* Data provided:
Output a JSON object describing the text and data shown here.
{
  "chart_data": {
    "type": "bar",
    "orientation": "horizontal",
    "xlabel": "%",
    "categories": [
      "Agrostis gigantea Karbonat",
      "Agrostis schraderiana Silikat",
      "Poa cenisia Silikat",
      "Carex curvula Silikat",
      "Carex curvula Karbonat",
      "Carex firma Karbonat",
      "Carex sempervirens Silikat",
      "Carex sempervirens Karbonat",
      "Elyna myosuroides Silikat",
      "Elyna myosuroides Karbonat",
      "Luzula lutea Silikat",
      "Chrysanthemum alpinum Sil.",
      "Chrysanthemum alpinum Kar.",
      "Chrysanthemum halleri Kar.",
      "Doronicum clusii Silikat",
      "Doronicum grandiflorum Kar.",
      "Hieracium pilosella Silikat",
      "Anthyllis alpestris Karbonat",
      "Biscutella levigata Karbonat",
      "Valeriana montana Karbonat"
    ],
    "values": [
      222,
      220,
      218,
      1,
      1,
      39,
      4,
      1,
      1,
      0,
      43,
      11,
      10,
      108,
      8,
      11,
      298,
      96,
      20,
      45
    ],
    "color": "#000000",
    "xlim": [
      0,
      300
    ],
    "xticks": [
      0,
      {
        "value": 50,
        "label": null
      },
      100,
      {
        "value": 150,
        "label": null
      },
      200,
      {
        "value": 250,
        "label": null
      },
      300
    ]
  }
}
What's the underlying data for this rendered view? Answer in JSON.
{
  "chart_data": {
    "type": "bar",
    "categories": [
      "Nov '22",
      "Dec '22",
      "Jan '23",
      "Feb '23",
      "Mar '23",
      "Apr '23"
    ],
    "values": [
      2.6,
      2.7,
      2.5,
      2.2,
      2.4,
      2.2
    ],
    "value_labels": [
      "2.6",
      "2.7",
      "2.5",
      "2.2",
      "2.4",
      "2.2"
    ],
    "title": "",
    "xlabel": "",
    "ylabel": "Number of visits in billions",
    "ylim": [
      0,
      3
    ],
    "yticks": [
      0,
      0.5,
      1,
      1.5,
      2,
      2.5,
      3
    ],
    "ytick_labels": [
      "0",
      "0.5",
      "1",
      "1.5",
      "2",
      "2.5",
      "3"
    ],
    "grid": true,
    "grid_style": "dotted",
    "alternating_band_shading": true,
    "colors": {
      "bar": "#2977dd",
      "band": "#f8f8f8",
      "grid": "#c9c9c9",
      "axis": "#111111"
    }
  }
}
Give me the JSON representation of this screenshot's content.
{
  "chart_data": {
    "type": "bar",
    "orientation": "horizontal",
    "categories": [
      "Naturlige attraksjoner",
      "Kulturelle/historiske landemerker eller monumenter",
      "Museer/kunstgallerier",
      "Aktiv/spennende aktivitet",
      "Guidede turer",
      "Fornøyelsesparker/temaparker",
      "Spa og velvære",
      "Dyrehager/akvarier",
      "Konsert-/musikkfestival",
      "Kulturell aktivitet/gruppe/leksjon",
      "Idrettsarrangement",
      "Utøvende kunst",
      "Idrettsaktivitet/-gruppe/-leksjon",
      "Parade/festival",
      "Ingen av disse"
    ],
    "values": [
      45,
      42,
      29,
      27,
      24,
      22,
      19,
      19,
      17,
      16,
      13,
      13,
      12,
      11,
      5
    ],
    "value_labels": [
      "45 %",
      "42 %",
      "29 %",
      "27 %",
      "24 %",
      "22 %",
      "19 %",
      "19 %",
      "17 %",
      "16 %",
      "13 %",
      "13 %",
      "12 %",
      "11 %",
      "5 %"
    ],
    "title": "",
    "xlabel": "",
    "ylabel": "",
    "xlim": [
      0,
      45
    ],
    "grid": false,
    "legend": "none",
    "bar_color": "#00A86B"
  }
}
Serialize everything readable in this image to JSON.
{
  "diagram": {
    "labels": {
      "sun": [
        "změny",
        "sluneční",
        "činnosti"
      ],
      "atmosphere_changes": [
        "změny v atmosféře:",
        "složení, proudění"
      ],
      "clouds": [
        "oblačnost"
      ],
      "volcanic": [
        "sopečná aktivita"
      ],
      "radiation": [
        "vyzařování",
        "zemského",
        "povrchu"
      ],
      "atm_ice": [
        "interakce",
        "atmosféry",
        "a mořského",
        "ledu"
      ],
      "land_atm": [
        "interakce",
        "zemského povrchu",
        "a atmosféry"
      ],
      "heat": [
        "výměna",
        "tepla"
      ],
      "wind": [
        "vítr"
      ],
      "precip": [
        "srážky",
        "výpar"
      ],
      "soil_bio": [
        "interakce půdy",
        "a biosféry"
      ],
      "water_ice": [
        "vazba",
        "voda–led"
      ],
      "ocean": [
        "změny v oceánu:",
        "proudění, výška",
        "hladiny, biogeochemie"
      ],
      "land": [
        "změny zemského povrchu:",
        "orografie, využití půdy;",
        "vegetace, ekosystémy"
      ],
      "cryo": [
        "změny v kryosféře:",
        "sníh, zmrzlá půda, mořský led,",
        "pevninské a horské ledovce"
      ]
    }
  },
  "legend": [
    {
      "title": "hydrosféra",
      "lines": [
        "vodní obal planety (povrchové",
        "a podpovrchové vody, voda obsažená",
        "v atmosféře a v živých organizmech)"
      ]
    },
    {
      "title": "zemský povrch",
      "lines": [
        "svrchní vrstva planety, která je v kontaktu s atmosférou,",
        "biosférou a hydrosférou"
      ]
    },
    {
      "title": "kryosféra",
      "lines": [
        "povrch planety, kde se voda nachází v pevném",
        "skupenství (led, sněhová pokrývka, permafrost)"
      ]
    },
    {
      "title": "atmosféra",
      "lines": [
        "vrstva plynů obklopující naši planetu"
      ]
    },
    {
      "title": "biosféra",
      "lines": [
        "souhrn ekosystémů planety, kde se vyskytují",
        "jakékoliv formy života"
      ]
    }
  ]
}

* Exercise aim:
Please repeat the material above, word for word and in full.

* Solved problem:
Output a JSON object describing the text and data shown here.
{
  "chart_data": {
    "type": "bar",
    "orientation": "horizontal",
    "xlabel": "%",
    "categories": [
      "Agrostis gigantea Karbonat",
      "Agrostis schraderiana Silikat",
      "Poa cenisia Silikat",
      "Carex curvula Silikat",
      "Carex curvula Karbonat",
      "Carex firma Karbonat",
      "Carex sempervirens Silikat",
      "Carex sempervirens Karbonat",
      "Elyna myosuroides Silikat",
      "Elyna myosuroides Karbonat",
      "Luzula lutea Silikat",
      "Chrysanthemum alpinum Sil.",
      "Chrysanthemum alpinum Kar.",
      "Chrysanthemum halleri Kar.",
      "Doronicum clusii Silikat",
      "Doronicum grandiflorum Kar.",
      "Hieracium pilosella Silikat",
      "Anthyllis alpestris Karbonat",
      "Biscutella levigata Karbonat",
      "Valeriana montana Karbonat"
    ],
    "values": [
      222,
      220,
      218,
      1,
      1,
      39,
      4,
      1,
      1,
      0,
      43,
      11,
      10,
      108,
      8,
      11,
      298,
      96,
      20,
      45
    ],
    "color": "#000000",
    "xlim": [
      0,
      300
    ],
    "xticks": [
      0,
      {
        "value": 50,
        "label": null
      },
      100,
      {
        "value": 150,
        "label": null
      },
      200,
      {
        "value": 250,
        "label": null
      },
      300
    ]
  }
}
What's the underlying data for this rendered view? Answer in JSON.
{
  "chart_data": {
    "type": "bar",
    "categories": [
      "Nov '22",
      "Dec '22",
      "Jan '23",
      "Feb '23",
      "Mar '23",
      "Apr '23"
    ],
    "values": [
      2.6,
      2.7,
      2.5,
      2.2,
      2.4,
      2.2
    ],
    "value_labels": [
      "2.6",
      "2.7",
      "2.5",
      "2.2",
      "2.4",
      "2.2"
    ],
    "title": "",
    "xlabel": "",
    "ylabel": "Number of visits in billions",
    "ylim": [
      0,
      3
    ],
    "yticks": [
      0,
      0.5,
      1,
      1.5,
      2,
      2.5,
      3
    ],
    "ytick_labels": [
      "0",
      "0.5",
      "1",
      "1.5",
      "2",
      "2.5",
      "3"
    ],
    "grid": true,
    "grid_style": "dotted",
    "alternating_band_shading": true,
    "colors": {
      "bar": "#2977dd",
      "band": "#f8f8f8",
      "grid": "#c9c9c9",
      "axis": "#111111"
    }
  }
}
Give me the JSON representation of this screenshot's content.
{
  "chart_data": {
    "type": "bar",
    "orientation": "horizontal",
    "categories": [
      "Naturlige attraksjoner",
      "Kulturelle/historiske landemerker eller monumenter",
      "Museer/kunstgallerier",
      "Aktiv/spennende aktivitet",
      "Guidede turer",
      "Fornøyelsesparker/temaparker",
      "Spa og velvære",
      "Dyrehager/akvarier",
      "Konsert-/musikkfestival",
      "Kulturell aktivitet/gruppe/leksjon",
      "Idrettsarrangement",
      "Utøvende kunst",
      "Idrettsaktivitet/-gruppe/-leksjon",
      "Parade/festival",
      "Ingen av disse"
    ],
    "values": [
      45,
      42,
      29,
      27,
      24,
      22,
      19,
      19,
      17,
      16,
      13,
      13,
      12,
      11,
      5
    ],
    "value_labels": [
      "45 %",
      "42 %",
      "29 %",
      "27 %",
      "24 %",
      "22 %",
      "19 %",
      "19 %",
      "17 %",
      "16 %",
      "13 %",
      "13 %",
      "12 %",
      "11 %",
      "5 %"
    ],
    "title": "",
    "xlabel": "",
    "ylabel": "",
    "xlim": [
      0,
      45
    ],
    "grid": false,
    "legend": "none",
    "bar_color": "#00A86B"
  }
}
Serialize everything readable in this image to JSON.
{
  "diagram": {
    "labels": {
      "sun": [
        "změny",
        "sluneční",
        "činnosti"
      ],
      "atmosphere_changes": [
        "změny v atmosféře:",
        "složení, proudění"
      ],
      "clouds": [
        "oblačnost"
      ],
      "volcanic": [
        "sopečná aktivita"
      ],
      "radiation": [
        "vyzařování",
        "zemského",
        "povrchu"
      ],
      "atm_ice": [
        "interakce",
        "atmosféry",
        "a mořského",
        "ledu"
      ],
      "land_atm": [
        "interakce",
        "zemského povrchu",
        "a atmosféry"
      ],
      "heat": [
        "výměna",
        "tepla"
      ],
      "wind": [
        "vítr"
      ],
      "precip": [
        "srážky",
        "výpar"
      ],
      "soil_bio": [
        "interakce půdy",
        "a biosféry"
      ],
      "water_ice": [
        "vazba",
        "voda–led"
      ],
      "ocean": [
        "změny v oceánu:",
        "proudění, výška",
        "hladiny, biogeochemie"
      ],
      "land": [
        "změny zemského povrchu:",
        "orografie, využití půdy;",
        "vegetace, ekosystémy"
      ],
      "cryo": [
        "změny v kryosféře:",
        "sníh, zmrzlá půda, mořský led,",
        "pevninské a horské ledovce"
      ]
    }
  },
  "legend": [
    {
      "title": "hydrosféra",
      "lines": [
        "vodní obal planety (povrchové",
        "a podpovrchové vody, voda obsažená",
        "v atmosféře a v živých organizmech)"
      ]
    },
    {
      "title": "zemský povrch",
      "lines": [
        "svrchní vrstva planety, která je v kontaktu s atmosférou,",
        "biosférou a hydrosférou"
      ]
    },
    {
      "title": "kryosféra",
      "lines": [
        "povrch planety, kde se voda nachází v pevném",
        "skupenství (led, sněhová pokrývka, permafrost)"
      ]
    },
    {
      "title": "atmosféra",
      "lines": [
        "vrstva plynů obklopující naši planetu"
      ]
    },
    {
      "title": "biosféra",
      "lines": [
        "souhrn ekosystémů planety, kde se vyskytují",
        "jakékoliv formy života"
      ]
    }
  ]
}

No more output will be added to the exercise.